:: WHAT IS ASKED ::
Show each line that has the string "icon" in it.

:: TASK INPUTS ::
──────
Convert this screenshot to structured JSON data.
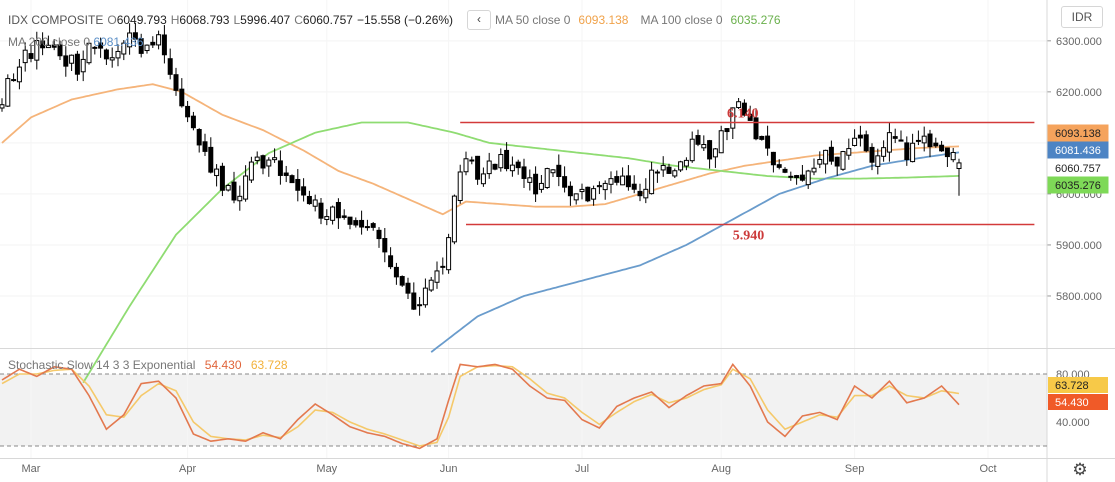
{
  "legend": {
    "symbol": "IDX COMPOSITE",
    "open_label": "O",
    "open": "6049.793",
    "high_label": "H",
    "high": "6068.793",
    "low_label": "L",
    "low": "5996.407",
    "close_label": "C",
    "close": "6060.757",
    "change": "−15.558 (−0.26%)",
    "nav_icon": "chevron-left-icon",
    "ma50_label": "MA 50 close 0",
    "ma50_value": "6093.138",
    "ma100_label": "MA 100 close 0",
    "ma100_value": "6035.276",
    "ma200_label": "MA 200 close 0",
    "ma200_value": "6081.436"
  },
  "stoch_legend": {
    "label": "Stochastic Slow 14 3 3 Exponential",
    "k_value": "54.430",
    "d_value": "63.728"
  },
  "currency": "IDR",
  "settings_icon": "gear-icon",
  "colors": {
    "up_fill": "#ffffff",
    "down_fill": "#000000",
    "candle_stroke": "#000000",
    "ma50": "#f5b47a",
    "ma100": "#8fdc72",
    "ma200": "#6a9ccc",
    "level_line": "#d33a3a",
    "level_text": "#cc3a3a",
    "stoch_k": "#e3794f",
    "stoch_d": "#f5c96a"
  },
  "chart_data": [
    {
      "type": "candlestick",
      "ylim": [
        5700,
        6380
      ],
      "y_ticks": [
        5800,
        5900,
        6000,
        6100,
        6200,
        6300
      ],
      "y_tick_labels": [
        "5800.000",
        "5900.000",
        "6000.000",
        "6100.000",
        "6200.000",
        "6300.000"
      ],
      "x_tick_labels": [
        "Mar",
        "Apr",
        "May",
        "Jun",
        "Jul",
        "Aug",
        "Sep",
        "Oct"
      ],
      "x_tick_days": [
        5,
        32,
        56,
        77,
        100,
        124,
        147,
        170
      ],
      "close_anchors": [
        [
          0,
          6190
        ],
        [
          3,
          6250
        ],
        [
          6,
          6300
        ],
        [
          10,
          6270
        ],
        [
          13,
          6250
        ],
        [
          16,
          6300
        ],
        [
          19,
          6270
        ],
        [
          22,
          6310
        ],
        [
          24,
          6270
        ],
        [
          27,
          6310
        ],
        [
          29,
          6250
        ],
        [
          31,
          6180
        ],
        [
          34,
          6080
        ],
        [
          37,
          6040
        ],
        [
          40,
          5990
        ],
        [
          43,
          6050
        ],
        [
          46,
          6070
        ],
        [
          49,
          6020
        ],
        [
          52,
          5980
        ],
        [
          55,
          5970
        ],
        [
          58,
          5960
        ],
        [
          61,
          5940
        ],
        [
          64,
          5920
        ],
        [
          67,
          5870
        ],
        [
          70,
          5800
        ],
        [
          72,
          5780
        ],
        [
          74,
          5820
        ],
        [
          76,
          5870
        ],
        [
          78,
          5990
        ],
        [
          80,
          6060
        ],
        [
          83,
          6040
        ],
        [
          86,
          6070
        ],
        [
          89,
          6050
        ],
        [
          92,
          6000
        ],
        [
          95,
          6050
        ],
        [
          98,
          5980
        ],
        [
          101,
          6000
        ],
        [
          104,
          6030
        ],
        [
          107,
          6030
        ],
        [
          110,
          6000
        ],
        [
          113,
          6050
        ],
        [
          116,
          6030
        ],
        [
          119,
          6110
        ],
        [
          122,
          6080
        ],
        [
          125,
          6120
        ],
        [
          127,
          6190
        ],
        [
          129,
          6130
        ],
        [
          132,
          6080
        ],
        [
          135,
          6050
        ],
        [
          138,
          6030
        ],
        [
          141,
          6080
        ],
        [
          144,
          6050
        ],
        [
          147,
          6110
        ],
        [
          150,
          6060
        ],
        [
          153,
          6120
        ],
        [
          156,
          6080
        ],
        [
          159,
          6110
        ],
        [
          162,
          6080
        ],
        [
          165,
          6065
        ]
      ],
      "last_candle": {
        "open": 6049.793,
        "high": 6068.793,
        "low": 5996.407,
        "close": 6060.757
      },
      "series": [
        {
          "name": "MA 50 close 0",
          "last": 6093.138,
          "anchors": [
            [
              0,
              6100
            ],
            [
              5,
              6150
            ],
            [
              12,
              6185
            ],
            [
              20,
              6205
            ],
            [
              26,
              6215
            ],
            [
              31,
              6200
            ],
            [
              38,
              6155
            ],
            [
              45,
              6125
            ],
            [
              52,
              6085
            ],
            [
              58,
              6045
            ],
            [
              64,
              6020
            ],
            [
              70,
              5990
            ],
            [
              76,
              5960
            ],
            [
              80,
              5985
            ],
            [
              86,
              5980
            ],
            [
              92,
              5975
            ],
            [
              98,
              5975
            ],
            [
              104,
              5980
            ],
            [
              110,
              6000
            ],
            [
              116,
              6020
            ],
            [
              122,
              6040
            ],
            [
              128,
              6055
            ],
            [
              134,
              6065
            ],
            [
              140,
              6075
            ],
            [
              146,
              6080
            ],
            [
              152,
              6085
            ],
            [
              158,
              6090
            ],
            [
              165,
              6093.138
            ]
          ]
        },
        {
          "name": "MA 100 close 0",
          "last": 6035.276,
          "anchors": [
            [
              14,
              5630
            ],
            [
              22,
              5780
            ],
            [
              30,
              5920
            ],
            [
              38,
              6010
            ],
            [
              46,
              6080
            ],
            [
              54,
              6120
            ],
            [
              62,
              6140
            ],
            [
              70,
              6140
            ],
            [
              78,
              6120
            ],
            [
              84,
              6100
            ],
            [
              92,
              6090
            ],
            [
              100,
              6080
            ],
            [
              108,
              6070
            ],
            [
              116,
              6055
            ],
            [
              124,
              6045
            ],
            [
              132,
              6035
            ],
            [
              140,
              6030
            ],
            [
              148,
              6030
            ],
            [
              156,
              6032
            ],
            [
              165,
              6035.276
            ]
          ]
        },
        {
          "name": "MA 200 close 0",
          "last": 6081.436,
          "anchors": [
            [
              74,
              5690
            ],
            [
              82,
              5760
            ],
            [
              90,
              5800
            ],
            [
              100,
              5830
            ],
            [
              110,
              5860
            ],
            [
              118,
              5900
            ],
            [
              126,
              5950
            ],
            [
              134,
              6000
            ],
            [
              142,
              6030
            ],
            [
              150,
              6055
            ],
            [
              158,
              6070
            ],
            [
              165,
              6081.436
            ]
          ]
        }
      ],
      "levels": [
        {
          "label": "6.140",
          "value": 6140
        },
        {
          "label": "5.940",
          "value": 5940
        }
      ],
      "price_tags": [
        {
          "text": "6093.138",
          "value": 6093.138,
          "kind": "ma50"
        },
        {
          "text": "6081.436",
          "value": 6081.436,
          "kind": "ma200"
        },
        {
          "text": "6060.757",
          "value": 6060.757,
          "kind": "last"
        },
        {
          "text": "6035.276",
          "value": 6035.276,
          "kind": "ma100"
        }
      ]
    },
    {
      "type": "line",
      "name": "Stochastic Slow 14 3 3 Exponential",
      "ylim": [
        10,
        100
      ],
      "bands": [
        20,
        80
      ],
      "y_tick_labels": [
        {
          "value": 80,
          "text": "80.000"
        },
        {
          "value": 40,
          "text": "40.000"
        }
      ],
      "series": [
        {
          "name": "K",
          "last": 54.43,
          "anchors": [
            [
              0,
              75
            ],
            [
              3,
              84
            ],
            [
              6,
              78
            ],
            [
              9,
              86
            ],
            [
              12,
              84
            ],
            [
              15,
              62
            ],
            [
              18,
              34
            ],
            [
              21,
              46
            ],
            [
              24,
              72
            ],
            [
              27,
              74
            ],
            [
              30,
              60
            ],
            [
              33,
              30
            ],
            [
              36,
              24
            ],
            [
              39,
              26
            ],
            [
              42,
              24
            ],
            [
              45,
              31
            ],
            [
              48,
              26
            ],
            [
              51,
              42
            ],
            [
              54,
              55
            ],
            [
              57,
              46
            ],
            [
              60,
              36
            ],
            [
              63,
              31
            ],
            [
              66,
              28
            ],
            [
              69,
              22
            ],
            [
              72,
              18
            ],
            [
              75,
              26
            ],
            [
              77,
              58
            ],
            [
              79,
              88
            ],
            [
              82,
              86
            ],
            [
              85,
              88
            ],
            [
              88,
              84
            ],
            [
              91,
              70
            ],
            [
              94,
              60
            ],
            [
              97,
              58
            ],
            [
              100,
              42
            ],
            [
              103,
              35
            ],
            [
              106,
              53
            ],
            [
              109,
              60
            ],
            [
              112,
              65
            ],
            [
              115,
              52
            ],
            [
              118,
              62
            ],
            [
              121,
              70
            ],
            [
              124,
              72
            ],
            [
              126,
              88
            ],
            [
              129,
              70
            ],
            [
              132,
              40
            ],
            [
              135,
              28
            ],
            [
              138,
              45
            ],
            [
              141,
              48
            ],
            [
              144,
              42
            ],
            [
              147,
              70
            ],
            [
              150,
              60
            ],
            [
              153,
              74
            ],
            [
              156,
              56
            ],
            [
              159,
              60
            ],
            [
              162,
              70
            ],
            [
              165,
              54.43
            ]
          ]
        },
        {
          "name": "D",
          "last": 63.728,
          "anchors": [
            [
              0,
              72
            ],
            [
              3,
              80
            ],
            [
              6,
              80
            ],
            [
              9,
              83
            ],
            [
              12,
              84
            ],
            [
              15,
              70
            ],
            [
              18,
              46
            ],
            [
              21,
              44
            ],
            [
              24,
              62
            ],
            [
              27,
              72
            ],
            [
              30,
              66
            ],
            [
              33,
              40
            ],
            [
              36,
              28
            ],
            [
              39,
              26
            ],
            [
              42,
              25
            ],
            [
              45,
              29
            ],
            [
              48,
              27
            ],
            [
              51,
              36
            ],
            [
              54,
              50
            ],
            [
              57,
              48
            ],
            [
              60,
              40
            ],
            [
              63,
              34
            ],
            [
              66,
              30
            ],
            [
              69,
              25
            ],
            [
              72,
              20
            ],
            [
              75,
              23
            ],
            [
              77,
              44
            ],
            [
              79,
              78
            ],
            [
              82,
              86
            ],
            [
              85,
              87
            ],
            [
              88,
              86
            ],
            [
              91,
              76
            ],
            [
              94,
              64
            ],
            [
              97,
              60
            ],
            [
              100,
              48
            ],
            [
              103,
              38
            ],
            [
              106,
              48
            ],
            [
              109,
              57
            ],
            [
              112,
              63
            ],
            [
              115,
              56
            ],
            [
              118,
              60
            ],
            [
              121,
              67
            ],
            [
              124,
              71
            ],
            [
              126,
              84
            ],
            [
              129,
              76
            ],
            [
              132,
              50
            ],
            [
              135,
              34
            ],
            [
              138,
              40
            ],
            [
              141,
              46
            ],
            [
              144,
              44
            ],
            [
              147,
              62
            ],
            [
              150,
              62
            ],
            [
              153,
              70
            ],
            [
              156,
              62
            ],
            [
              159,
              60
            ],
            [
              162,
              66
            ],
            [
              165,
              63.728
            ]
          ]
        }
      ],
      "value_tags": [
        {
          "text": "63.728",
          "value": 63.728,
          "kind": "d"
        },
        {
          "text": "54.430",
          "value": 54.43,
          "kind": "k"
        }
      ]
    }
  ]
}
──────
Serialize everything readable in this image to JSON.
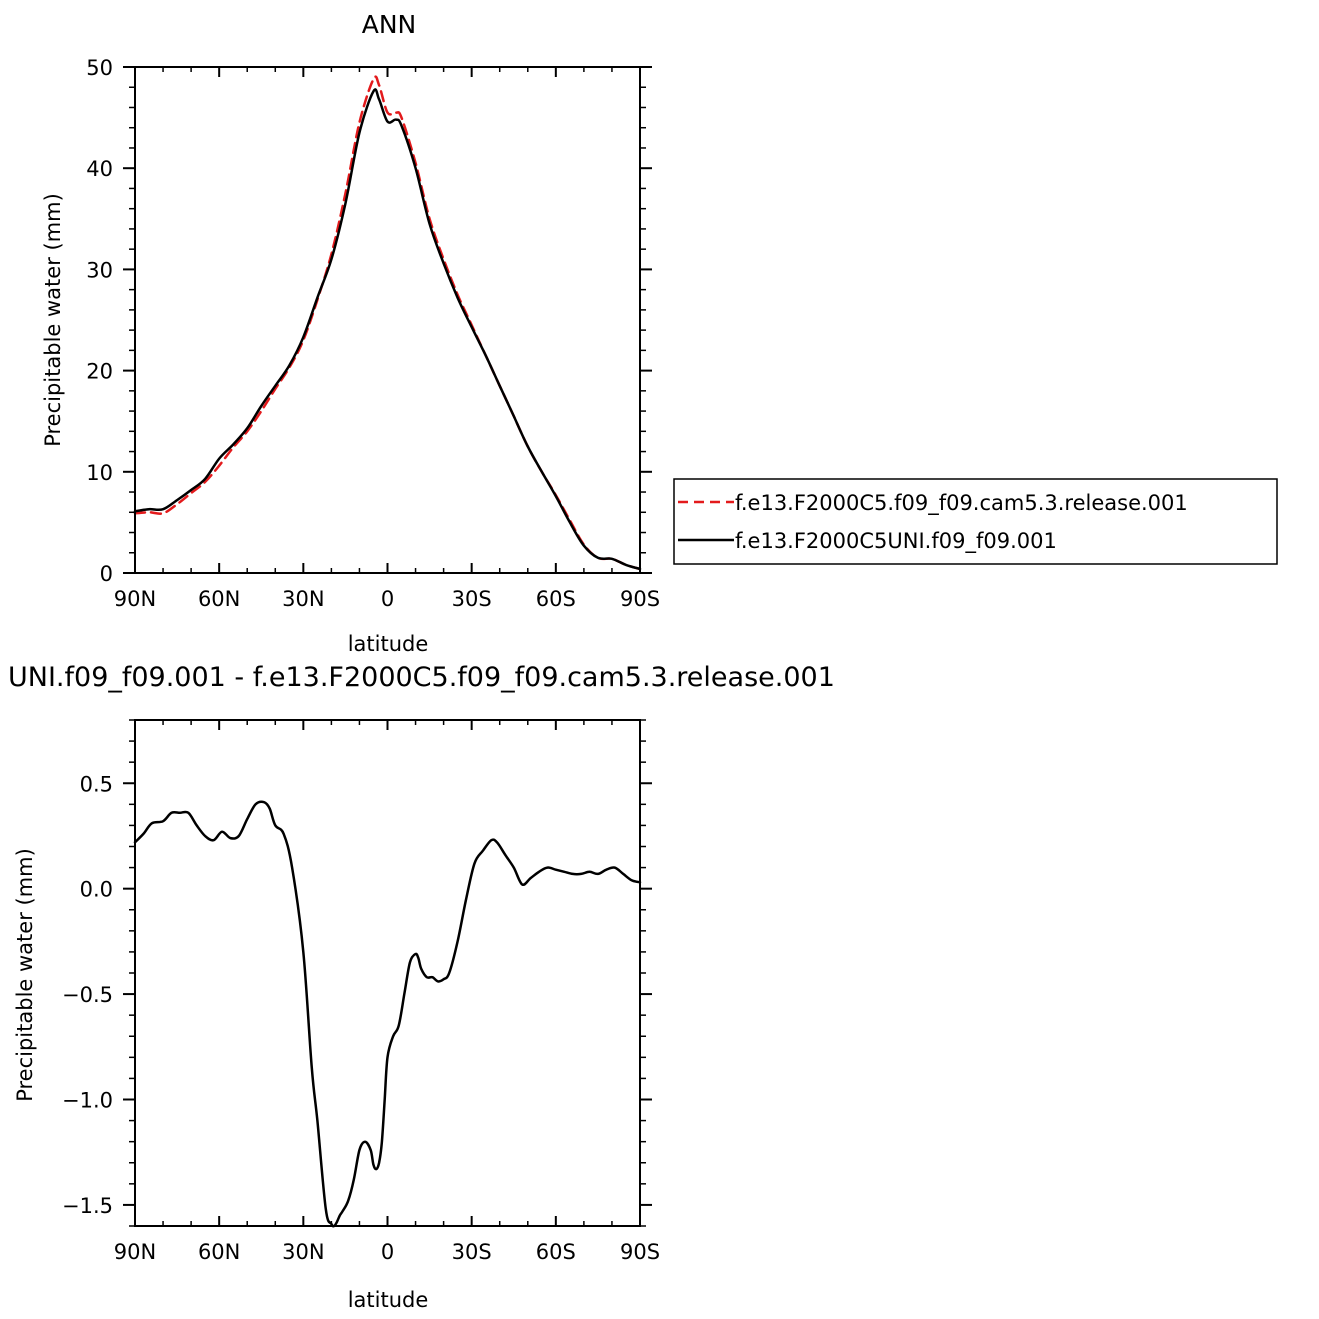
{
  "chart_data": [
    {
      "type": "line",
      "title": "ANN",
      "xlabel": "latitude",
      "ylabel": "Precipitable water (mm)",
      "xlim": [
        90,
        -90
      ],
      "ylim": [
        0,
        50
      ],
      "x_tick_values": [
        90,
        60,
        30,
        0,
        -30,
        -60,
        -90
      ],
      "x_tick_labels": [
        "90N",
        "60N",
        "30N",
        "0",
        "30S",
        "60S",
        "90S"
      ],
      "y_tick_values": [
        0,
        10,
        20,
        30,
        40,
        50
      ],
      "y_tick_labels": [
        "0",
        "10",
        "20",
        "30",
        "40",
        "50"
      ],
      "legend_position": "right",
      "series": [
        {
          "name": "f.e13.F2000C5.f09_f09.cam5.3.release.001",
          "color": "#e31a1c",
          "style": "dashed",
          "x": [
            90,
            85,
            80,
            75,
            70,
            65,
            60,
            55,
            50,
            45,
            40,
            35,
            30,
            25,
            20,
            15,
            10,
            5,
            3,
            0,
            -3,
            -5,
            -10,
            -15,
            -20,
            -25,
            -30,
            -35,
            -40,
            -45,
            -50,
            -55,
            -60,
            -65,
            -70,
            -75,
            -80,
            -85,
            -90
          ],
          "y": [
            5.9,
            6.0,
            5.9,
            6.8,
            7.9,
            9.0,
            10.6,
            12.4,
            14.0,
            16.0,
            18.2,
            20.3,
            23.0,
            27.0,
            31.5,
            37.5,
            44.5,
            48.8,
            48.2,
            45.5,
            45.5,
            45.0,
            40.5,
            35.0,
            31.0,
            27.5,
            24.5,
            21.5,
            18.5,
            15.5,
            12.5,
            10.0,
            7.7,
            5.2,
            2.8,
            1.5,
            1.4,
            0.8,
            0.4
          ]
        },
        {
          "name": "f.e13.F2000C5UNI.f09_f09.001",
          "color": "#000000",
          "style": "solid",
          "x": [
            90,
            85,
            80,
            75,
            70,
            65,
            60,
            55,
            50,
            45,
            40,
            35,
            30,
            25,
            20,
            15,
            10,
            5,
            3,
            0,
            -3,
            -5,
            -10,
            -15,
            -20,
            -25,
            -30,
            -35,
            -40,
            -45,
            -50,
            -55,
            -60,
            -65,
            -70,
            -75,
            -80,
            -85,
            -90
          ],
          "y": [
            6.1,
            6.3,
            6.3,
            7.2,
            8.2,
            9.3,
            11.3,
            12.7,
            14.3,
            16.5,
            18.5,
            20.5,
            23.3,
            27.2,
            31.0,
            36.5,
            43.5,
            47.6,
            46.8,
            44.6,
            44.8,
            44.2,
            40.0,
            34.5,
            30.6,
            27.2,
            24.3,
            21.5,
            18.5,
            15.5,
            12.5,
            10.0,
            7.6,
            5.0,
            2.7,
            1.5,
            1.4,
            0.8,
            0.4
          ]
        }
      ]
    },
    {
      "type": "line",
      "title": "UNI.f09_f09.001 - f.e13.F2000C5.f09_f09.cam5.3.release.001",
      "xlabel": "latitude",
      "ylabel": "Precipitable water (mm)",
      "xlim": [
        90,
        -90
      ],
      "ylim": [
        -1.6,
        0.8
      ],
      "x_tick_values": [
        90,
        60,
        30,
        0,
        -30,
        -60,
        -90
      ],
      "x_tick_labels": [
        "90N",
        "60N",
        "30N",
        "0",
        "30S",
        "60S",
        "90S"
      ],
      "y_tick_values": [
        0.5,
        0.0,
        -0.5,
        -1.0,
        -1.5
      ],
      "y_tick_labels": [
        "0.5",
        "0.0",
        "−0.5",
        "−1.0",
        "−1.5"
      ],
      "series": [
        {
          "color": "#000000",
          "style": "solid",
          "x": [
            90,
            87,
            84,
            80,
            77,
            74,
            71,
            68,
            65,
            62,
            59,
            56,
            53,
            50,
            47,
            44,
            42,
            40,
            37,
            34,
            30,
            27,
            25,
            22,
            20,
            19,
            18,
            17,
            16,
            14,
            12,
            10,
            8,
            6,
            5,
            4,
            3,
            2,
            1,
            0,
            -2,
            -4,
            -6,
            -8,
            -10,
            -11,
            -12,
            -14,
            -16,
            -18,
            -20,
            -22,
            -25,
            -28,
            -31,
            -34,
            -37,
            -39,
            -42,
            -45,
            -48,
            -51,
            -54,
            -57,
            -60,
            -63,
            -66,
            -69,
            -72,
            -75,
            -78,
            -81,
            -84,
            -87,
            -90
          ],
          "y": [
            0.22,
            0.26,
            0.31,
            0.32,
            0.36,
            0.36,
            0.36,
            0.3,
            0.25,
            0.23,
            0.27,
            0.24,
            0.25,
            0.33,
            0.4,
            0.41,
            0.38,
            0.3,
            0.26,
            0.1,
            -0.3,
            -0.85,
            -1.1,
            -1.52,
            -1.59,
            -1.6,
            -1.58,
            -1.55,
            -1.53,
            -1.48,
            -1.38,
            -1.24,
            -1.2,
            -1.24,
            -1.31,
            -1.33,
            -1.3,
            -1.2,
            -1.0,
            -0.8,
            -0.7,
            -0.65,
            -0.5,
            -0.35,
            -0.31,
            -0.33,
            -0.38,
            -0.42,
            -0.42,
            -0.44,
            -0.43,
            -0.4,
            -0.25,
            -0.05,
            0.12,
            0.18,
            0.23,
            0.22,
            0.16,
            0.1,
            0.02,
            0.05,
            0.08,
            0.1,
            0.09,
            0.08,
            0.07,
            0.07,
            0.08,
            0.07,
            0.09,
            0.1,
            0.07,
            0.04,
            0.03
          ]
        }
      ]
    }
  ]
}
──────
:: OUTPUT ::
    "nav_icon": "chevron-left-icon",
  "settings_icon": "gear-icon",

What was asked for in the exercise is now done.